-- Records supplied --
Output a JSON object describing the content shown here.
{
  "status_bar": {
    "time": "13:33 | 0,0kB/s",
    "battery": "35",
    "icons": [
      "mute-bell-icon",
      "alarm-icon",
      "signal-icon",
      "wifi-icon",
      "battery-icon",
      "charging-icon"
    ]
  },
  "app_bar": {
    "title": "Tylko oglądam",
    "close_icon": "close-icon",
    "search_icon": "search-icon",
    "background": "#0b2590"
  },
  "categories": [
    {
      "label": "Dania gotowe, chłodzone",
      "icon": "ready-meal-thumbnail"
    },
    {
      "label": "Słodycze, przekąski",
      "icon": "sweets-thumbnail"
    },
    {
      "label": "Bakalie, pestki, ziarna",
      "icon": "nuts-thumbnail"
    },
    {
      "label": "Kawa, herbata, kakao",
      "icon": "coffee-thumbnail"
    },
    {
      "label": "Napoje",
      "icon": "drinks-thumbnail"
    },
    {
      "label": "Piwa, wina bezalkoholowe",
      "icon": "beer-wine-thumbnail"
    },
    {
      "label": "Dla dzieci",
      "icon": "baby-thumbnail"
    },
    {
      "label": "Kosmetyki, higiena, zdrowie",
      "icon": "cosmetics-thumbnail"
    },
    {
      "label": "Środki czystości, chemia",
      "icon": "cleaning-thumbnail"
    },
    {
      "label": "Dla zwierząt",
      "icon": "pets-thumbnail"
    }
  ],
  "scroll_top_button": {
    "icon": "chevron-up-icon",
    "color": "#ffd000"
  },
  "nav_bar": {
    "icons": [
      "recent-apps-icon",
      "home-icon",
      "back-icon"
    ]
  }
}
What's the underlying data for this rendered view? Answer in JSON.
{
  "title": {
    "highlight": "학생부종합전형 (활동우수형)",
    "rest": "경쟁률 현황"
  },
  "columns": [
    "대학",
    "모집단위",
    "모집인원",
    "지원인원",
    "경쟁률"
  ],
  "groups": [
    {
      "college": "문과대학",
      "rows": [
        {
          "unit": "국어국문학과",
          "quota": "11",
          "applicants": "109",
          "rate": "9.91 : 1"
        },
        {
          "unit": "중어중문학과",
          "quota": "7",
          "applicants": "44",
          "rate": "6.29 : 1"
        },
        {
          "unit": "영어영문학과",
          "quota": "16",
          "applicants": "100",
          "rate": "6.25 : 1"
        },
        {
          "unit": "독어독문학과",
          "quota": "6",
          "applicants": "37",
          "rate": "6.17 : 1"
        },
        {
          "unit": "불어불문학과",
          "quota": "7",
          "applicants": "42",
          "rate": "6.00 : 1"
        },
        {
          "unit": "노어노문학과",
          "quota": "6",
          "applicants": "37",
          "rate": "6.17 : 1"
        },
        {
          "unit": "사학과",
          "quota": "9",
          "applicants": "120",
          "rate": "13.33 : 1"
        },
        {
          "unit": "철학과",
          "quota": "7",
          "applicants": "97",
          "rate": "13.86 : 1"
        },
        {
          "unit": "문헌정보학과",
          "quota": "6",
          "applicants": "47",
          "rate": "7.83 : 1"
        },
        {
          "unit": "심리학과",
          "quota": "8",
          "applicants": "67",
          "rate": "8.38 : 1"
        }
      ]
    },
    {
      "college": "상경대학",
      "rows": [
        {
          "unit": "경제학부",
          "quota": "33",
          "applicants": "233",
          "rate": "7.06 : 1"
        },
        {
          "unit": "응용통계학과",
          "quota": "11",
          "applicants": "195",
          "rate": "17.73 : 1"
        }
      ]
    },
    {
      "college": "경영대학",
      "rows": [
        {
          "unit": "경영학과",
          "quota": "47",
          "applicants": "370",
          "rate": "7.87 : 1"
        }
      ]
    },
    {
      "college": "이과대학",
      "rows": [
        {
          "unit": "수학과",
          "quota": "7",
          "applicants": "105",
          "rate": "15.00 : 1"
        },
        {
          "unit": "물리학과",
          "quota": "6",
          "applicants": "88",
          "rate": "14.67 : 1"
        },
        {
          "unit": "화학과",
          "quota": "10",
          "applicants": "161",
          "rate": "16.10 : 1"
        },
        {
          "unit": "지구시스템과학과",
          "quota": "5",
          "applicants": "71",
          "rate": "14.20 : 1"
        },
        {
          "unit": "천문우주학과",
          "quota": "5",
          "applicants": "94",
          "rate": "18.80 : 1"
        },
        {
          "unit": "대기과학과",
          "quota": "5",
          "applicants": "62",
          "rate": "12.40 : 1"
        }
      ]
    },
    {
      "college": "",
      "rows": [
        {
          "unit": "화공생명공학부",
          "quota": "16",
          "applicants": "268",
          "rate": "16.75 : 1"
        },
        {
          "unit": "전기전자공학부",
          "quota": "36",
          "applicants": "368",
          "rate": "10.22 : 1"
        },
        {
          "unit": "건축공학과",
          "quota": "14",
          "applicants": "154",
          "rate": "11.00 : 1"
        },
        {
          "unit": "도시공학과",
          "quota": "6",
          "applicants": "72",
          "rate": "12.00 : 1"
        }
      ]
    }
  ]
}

-- Do this --
Extract all lines from the data in which "thumbnail" is found.

-- Response to this exercise --
      "icon": "ready-meal-thumbnail"
      "icon": "sweets-thumbnail"
      "icon": "nuts-thumbnail"
      "icon": "coffee-thumbnail"
      "icon": "drinks-thumbnail"
      "icon": "beer-wine-thumbnail"
      "icon": "baby-thumbnail"
      "icon": "cosmetics-thumbnail"
      "icon": "cleaning-thumbnail"
      "icon": "pets-thumbnail"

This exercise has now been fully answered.